This syscall is used in Windows applications and games etc. This syscall is
being emulated in pretty slow manner in userspace. Our purpose is to
enhance the kernel such that we translate it efficiently in a better way.
Currently some out of tree hack patches are being used to efficiently
emulate it in some kernels. We intend to replace those with these patches.
So the whole gaming on Linux can effectively get benefit from this. It
means there would be tons of users of this code.
CRIU use case [2] was mentioned by Andrei and Danylo:
> Use cases for migrating sparse VMAs are binaries sanitized with ASAN,
> MSAN or TSAN [3]. All of these sanitizers produce sparse mappings of
> shadow memory [4]. Being able to migrate such binaries allows to highly
> reduce the amount of work needed to identify and fix post-migration
> crashes, which happen constantly.
Andrei's defines the following uses of this code:
* it is more granular and allows us to track changed pages more
effectively. The current interface can clear dirty bits for the entire
process only. In addition, reading info about pages is a separate
operation. It means we must freeze the process to read information
about all its pages, reset dirty bits, only then we can start dumping
pages. The information about pages becomes more and more outdated,
while we are processing pages. The new interface solves both these
downsides. First, it allows us to read pte bits and clear the
soft-dirty bit atomically. It means that CRIU will not need to freeze
processes to pre-dump their memory. Second, it clears soft-dirty bits
for a specified region of memory. It means CRIU will have actual info
about pages to the moment of dumping them.
* The new interface has to be much faster because basic page filtering
is happening in the kernel. With the old interface, we have to read
pagemap for each page.

→ **Entries**
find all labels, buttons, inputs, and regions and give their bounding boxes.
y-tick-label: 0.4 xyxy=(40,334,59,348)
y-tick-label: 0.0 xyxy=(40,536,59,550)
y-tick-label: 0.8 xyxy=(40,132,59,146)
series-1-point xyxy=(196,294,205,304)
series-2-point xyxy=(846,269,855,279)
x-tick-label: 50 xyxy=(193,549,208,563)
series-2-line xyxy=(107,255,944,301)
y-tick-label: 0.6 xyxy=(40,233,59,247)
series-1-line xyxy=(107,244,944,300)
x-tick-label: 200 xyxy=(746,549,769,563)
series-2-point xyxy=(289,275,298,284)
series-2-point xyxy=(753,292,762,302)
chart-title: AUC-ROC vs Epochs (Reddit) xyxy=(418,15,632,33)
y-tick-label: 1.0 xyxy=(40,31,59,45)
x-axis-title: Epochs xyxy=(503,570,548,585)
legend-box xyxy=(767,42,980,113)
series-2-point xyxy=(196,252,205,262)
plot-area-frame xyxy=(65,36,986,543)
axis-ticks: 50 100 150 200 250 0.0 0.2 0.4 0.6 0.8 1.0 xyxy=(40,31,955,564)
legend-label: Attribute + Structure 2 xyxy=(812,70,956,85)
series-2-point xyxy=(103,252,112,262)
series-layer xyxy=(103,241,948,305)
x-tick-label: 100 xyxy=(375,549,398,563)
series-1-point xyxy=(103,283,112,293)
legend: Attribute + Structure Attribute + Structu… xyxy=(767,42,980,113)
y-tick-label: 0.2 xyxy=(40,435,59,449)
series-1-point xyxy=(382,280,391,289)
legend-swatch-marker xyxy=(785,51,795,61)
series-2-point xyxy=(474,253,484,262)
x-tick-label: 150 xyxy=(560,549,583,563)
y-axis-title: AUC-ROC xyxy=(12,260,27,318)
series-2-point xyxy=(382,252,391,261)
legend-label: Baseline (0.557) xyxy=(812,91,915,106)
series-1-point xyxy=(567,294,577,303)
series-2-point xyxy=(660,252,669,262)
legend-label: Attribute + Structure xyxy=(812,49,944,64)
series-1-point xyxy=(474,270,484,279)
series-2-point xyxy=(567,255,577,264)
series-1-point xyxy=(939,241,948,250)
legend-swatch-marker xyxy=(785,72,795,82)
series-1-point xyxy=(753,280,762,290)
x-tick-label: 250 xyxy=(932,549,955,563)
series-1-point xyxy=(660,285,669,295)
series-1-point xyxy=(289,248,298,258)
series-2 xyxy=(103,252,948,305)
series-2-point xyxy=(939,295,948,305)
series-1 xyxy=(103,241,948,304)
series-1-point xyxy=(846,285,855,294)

→ **Exercise task**
In the kernel patch passage, what is the only scope for which the current interface can clear dirty bits?

→ **Response to this exercise**
The entire process.